**Your goal**.
Reproduce every record below exactly as written, but leave out any pictures.

**Dataset entries**.
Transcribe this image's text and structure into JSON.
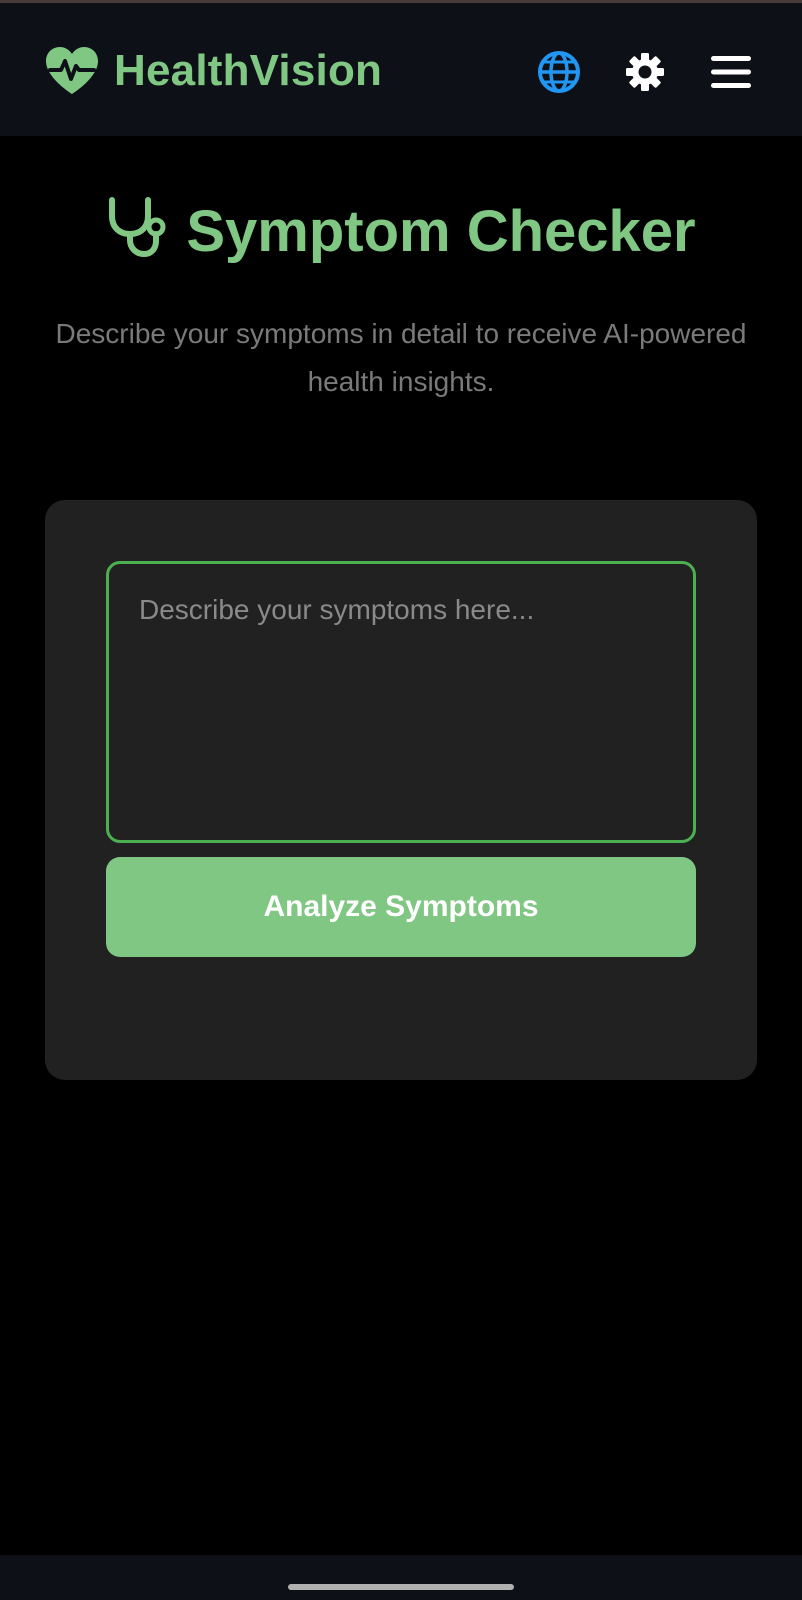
{
  "app": {
    "brand_name": "HealthVision",
    "brand_icon": "heart-pulse-icon",
    "accent_color": "#81c784",
    "header_bg": "#0d1117",
    "page_bg": "#000000"
  },
  "header": {
    "actions": [
      {
        "name": "language-button",
        "icon": "globe-icon",
        "color": "#2196f3"
      },
      {
        "name": "settings-button",
        "icon": "gear-icon",
        "color": "#ffffff"
      },
      {
        "name": "menu-button",
        "icon": "hamburger-menu-icon",
        "color": "#ffffff"
      }
    ]
  },
  "main": {
    "title": "Symptom Checker",
    "title_icon": "stethoscope-icon",
    "subtitle": "Describe your symptoms in detail to receive AI-powered health insights."
  },
  "form": {
    "symptoms_value": "",
    "symptoms_placeholder": "Describe your symptoms here...",
    "submit_label": "Analyze Symptoms",
    "input_border_color": "#4caf50",
    "button_color": "#81c784"
  }
}
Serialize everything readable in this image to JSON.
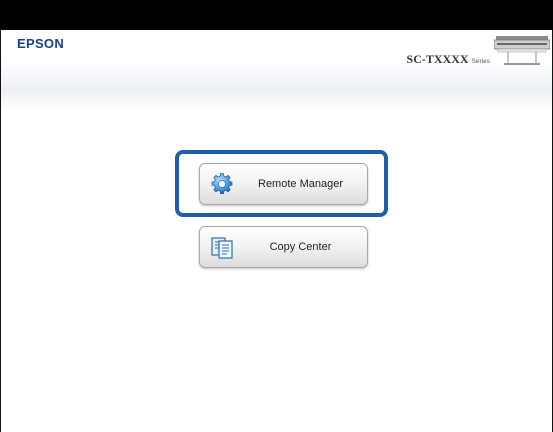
{
  "header": {
    "brand": "EPSON",
    "model": "SC-TXXXX",
    "series": "Series"
  },
  "menu": {
    "items": [
      {
        "label": "Remote Manager",
        "icon": "gear-icon"
      },
      {
        "label": "Copy Center",
        "icon": "document-icon"
      }
    ]
  },
  "colors": {
    "brand": "#1a3f8f",
    "highlight": "#1f5fa8"
  }
}
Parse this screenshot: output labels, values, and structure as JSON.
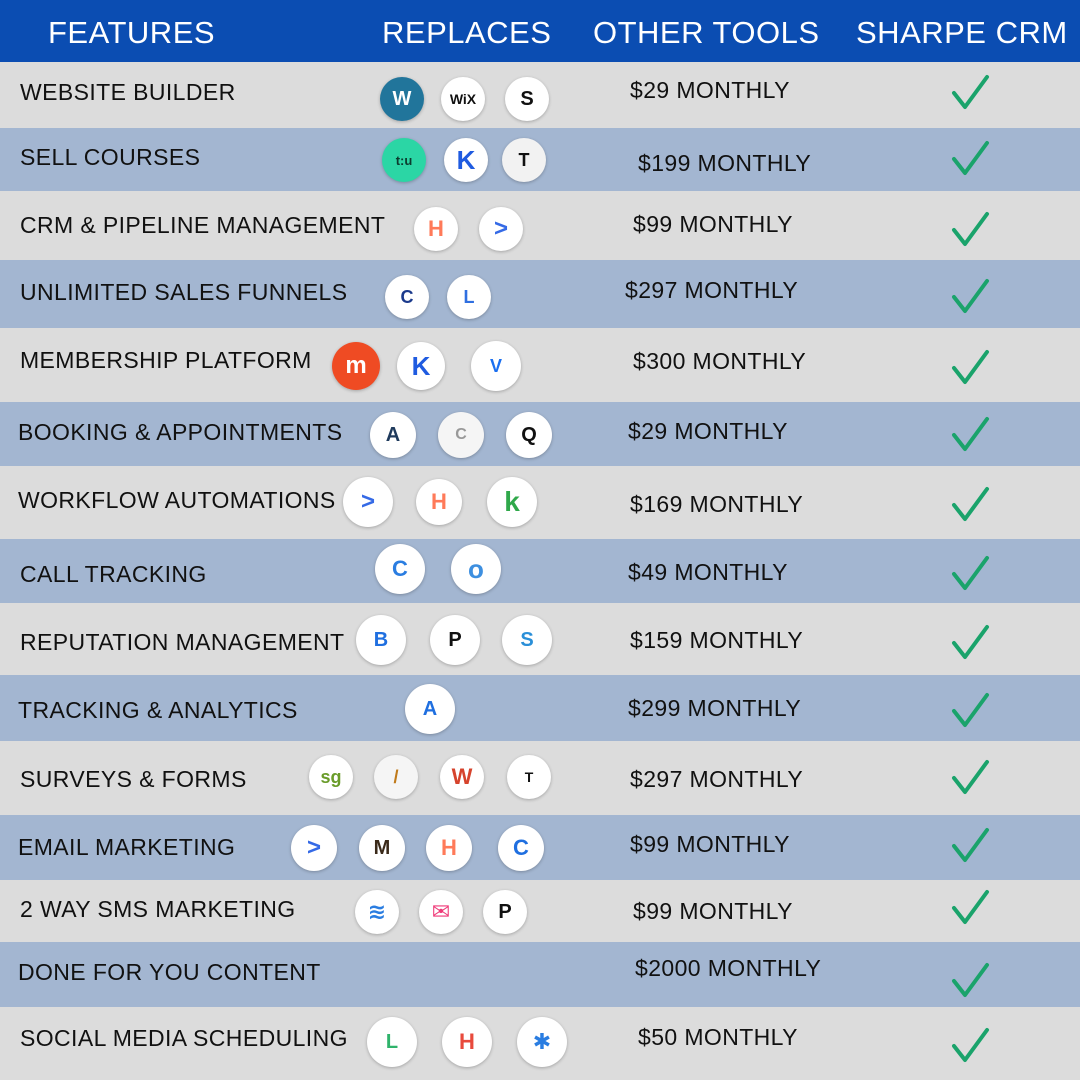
{
  "header": {
    "features": "FEATURES",
    "replaces": "REPLACES",
    "other_tools": "OTHER TOOLS",
    "brand": "SHARPE CRM"
  },
  "colors": {
    "header_bg": "#0b4db2",
    "row_light": "#dcdcdc",
    "row_dark": "#a3b6d1",
    "check": "#1aa36b"
  },
  "rows": [
    {
      "feature": "WEBSITE BUILDER",
      "price": "$29 MONTHLY",
      "logos": [
        {
          "icon": "wordpress-icon",
          "text": "W"
        },
        {
          "icon": "wix-icon",
          "text": "WiX"
        },
        {
          "icon": "squarespace-icon",
          "text": "S"
        }
      ]
    },
    {
      "feature": "SELL COURSES",
      "price": "$199 MONTHLY",
      "logos": [
        {
          "icon": "teachable-icon",
          "text": "t:u"
        },
        {
          "icon": "kajabi-icon",
          "text": "K"
        },
        {
          "icon": "thinkific-icon",
          "text": "T"
        }
      ]
    },
    {
      "feature": "CRM & PIPELINE MANAGEMENT",
      "price": "$99 MONTHLY",
      "logos": [
        {
          "icon": "hubspot-icon",
          "text": "H"
        },
        {
          "icon": "activecampaign-icon",
          "text": ">"
        }
      ]
    },
    {
      "feature": "UNLIMITED SALES FUNNELS",
      "price": "$297 MONTHLY",
      "logos": [
        {
          "icon": "clickfunnels-icon",
          "text": "C"
        },
        {
          "icon": "leadpages-icon",
          "text": "L"
        }
      ]
    },
    {
      "feature": "MEMBERSHIP PLATFORM",
      "price": "$300 MONTHLY",
      "logos": [
        {
          "icon": "memberpress-icon",
          "text": "m"
        },
        {
          "icon": "kajabi-icon",
          "text": "K"
        },
        {
          "icon": "video-icon",
          "text": "V"
        }
      ]
    },
    {
      "feature": "BOOKING & APPOINTMENTS",
      "price": "$29 MONTHLY",
      "logos": [
        {
          "icon": "acuity-icon",
          "text": "A"
        },
        {
          "icon": "calendar-icon",
          "text": "C"
        },
        {
          "icon": "q-icon",
          "text": "Q"
        }
      ]
    },
    {
      "feature": "WORKFLOW AUTOMATIONS",
      "price": "$169 MONTHLY",
      "logos": [
        {
          "icon": "activecampaign-icon",
          "text": ">"
        },
        {
          "icon": "hubspot-icon",
          "text": "H"
        },
        {
          "icon": "keap-icon",
          "text": "k"
        }
      ]
    },
    {
      "feature": "CALL TRACKING",
      "price": "$49 MONTHLY",
      "logos": [
        {
          "icon": "callrail-icon",
          "text": "C"
        },
        {
          "icon": "phone-ring-icon",
          "text": "o"
        }
      ]
    },
    {
      "feature": "REPUTATION MANAGEMENT",
      "price": "$159 MONTHLY",
      "logos": [
        {
          "icon": "birdeye-icon",
          "text": "B"
        },
        {
          "icon": "podium-icon",
          "text": "P"
        },
        {
          "icon": "swell-icon",
          "text": "S"
        }
      ]
    },
    {
      "feature": "TRACKING & ANALYTICS",
      "price": "$299 MONTHLY",
      "logos": [
        {
          "icon": "analytics-icon",
          "text": "A"
        }
      ]
    },
    {
      "feature": "SURVEYS & FORMS",
      "price": "$297 MONTHLY",
      "logos": [
        {
          "icon": "surveygizmo-icon",
          "text": "sg"
        },
        {
          "icon": "pen-icon",
          "text": "/"
        },
        {
          "icon": "wufoo-icon",
          "text": "W"
        },
        {
          "icon": "typeform-icon",
          "text": "T"
        }
      ]
    },
    {
      "feature": "EMAIL MARKETING",
      "price": "$99 MONTHLY",
      "logos": [
        {
          "icon": "activecampaign-icon",
          "text": ">"
        },
        {
          "icon": "mailchimp-icon",
          "text": "M"
        },
        {
          "icon": "hubspot-icon",
          "text": "H"
        },
        {
          "icon": "constant-contact-icon",
          "text": "C"
        }
      ]
    },
    {
      "feature": "2 WAY SMS MARKETING",
      "price": "$99 MONTHLY",
      "logos": [
        {
          "icon": "layers-icon",
          "text": "≋"
        },
        {
          "icon": "envelope-icon",
          "text": "✉"
        },
        {
          "icon": "podium-icon",
          "text": "P"
        }
      ]
    },
    {
      "feature": "DONE FOR YOU CONTENT",
      "price": "$2000 MONTHLY",
      "logos": []
    },
    {
      "feature": "SOCIAL MEDIA SCHEDULING",
      "price": "$50 MONTHLY",
      "logos": [
        {
          "icon": "later-icon",
          "text": "L"
        },
        {
          "icon": "hootsuite-icon",
          "text": "H"
        },
        {
          "icon": "sprout-icon",
          "text": "✱"
        }
      ]
    }
  ]
}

**Task answer**.
Transcribe this image's text and structure into JSON.
{
  "app": {
    "brand_name": "HealthVision",
    "brand_icon": "heart-pulse-icon",
    "accent_color": "#81c784",
    "header_bg": "#0d1117",
    "page_bg": "#000000"
  },
  "header": {
    "actions": [
      {
        "name": "language-button",
        "icon": "globe-icon",
        "color": "#2196f3"
      },
      {
        "name": "settings-button",
        "icon": "gear-icon",
        "color": "#ffffff"
      },
      {
        "name": "menu-button",
        "icon": "hamburger-menu-icon",
        "color": "#ffffff"
      }
    ]
  },
  "main": {
    "title": "Symptom Checker",
    "title_icon": "stethoscope-icon",
    "subtitle": "Describe your symptoms in detail to receive AI-powered health insights."
  },
  "form": {
    "symptoms_value": "",
    "symptoms_placeholder": "Describe your symptoms here...",
    "submit_label": "Analyze Symptoms",
    "input_border_color": "#4caf50",
    "button_color": "#81c784"
  }
}
Serialize everything readable in this image to JSON.
{
  "header": {
    "brand": "EPSON",
    "model": "SC-TXXXX",
    "series": "Series"
  },
  "menu": {
    "items": [
      {
        "label": "Remote Manager",
        "icon": "gear-icon"
      },
      {
        "label": "Copy Center",
        "icon": "document-icon"
      }
    ]
  },
  "colors": {
    "brand": "#1a3f8f",
    "highlight": "#1f5fa8"
  }
}
Parse this screenshot: output labels, values, and structure as JSON.
{
  "header": {
    "features": "FEATURES",
    "replaces": "REPLACES",
    "other_tools": "OTHER TOOLS",
    "brand": "SHARPE CRM"
  },
  "colors": {
    "header_bg": "#0b4db2",
    "row_light": "#dcdcdc",
    "row_dark": "#a3b6d1",
    "check": "#1aa36b"
  },
  "rows": [
    {
      "feature": "WEBSITE BUILDER",
      "price": "$29 MONTHLY",
      "logos": [
        {
          "icon": "wordpress-icon",
          "text": "W"
        },
        {
          "icon": "wix-icon",
          "text": "WiX"
        },
        {
          "icon": "squarespace-icon",
          "text": "S"
        }
      ]
    },
    {
      "feature": "SELL COURSES",
      "price": "$199 MONTHLY",
      "logos": [
        {
          "icon": "teachable-icon",
          "text": "t:u"
        },
        {
          "icon": "kajabi-icon",
          "text": "K"
        },
        {
          "icon": "thinkific-icon",
          "text": "T"
        }
      ]
    },
    {
      "feature": "CRM & PIPELINE MANAGEMENT",
      "price": "$99 MONTHLY",
      "logos": [
        {
          "icon": "hubspot-icon",
          "text": "H"
        },
        {
          "icon": "activecampaign-icon",
          "text": ">"
        }
      ]
    },
    {
      "feature": "UNLIMITED SALES FUNNELS",
      "price": "$297 MONTHLY",
      "logos": [
        {
          "icon": "clickfunnels-icon",
          "text": "C"
        },
        {
          "icon": "leadpages-icon",
          "text": "L"
        }
      ]
    },
    {
      "feature": "MEMBERSHIP PLATFORM",
      "price": "$300 MONTHLY",
      "logos": [
        {
          "icon": "memberpress-icon",
          "text": "m"
        },
        {
          "icon": "kajabi-icon",
          "text": "K"
        },
        {
          "icon": "video-icon",
          "text": "V"
        }
      ]
    },
    {
      "feature": "BOOKING & APPOINTMENTS",
      "price": "$29 MONTHLY",
      "logos": [
        {
          "icon": "acuity-icon",
          "text": "A"
        },
        {
          "icon": "calendar-icon",
          "text": "C"
        },
        {
          "icon": "q-icon",
          "text": "Q"
        }
      ]
    },
    {
      "feature": "WORKFLOW AUTOMATIONS",
      "price": "$169 MONTHLY",
      "logos": [
        {
          "icon": "activecampaign-icon",
          "text": ">"
        },
        {
          "icon": "hubspot-icon",
          "text": "H"
        },
        {
          "icon": "keap-icon",
          "text": "k"
        }
      ]
    },
    {
      "feature": "CALL TRACKING",
      "price": "$49 MONTHLY",
      "logos": [
        {
          "icon": "callrail-icon",
          "text": "C"
        },
        {
          "icon": "phone-ring-icon",
          "text": "o"
        }
      ]
    },
    {
      "feature": "REPUTATION MANAGEMENT",
      "price": "$159 MONTHLY",
      "logos": [
        {
          "icon": "birdeye-icon",
          "text": "B"
        },
        {
          "icon": "podium-icon",
          "text": "P"
        },
        {
          "icon": "swell-icon",
          "text": "S"
        }
      ]
    },
    {
      "feature": "TRACKING & ANALYTICS",
      "price": "$299 MONTHLY",
      "logos": [
        {
          "icon": "analytics-icon",
          "text": "A"
        }
      ]
    },
    {
      "feature": "SURVEYS & FORMS",
      "price": "$297 MONTHLY",
      "logos": [
        {
          "icon": "surveygizmo-icon",
          "text": "sg"
        },
        {
          "icon": "pen-icon",
          "text": "/"
        },
        {
          "icon": "wufoo-icon",
          "text": "W"
        },
        {
          "icon": "typeform-icon",
          "text": "T"
        }
      ]
    },
    {
      "feature": "EMAIL MARKETING",
      "price": "$99 MONTHLY",
      "logos": [
        {
          "icon": "activecampaign-icon",
          "text": ">"
        },
        {
          "icon": "mailchimp-icon",
          "text": "M"
        },
        {
          "icon": "hubspot-icon",
          "text": "H"
        },
        {
          "icon": "constant-contact-icon",
          "text": "C"
        }
      ]
    },
    {
      "feature": "2 WAY SMS MARKETING",
      "price": "$99 MONTHLY",
      "logos": [
        {
          "icon": "layers-icon",
          "text": "≋"
        },
        {
          "icon": "envelope-icon",
          "text": "✉"
        },
        {
          "icon": "podium-icon",
          "text": "P"
        }
      ]
    },
    {
      "feature": "DONE FOR YOU CONTENT",
      "price": "$2000 MONTHLY",
      "logos": []
    },
    {
      "feature": "SOCIAL MEDIA SCHEDULING",
      "price": "$50 MONTHLY",
      "logos": [
        {
          "icon": "later-icon",
          "text": "L"
        },
        {
          "icon": "hootsuite-icon",
          "text": "H"
        },
        {
          "icon": "sprout-icon",
          "text": "✱"
        }
      ]
    }
  ]
}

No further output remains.